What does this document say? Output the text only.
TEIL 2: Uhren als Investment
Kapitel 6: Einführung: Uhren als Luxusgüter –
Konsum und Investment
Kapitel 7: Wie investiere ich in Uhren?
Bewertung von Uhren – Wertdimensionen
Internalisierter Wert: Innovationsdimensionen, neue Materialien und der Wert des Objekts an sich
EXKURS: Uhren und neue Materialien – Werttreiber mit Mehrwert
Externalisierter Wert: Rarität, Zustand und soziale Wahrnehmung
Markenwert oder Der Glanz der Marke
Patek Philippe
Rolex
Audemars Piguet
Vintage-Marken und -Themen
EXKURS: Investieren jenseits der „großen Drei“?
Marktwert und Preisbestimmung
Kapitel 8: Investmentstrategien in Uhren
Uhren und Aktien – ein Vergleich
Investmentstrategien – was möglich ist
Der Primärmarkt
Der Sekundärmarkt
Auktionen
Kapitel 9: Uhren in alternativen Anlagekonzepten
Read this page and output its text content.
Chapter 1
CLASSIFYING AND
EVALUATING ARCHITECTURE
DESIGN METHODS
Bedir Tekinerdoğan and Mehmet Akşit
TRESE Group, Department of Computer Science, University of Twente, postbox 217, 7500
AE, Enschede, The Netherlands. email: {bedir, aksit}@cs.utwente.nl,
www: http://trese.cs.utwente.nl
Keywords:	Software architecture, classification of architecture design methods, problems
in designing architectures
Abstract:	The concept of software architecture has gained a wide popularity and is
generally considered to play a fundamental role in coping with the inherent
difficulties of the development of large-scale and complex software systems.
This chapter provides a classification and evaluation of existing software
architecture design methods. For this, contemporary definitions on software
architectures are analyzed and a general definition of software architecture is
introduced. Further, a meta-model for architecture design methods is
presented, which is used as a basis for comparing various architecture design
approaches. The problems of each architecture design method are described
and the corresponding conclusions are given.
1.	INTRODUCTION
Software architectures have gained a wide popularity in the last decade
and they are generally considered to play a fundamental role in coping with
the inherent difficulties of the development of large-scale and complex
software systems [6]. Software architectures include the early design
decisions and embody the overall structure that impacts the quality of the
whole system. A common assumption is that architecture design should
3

***

TASK OBJECTIVE — Pick out the lines that have the word "gained". Copy them all.

FULL OUTPUT —
Abstract:	The concept of software architecture has gained a wide popularity and is
Software architectures have gained a wide popularity in the last decade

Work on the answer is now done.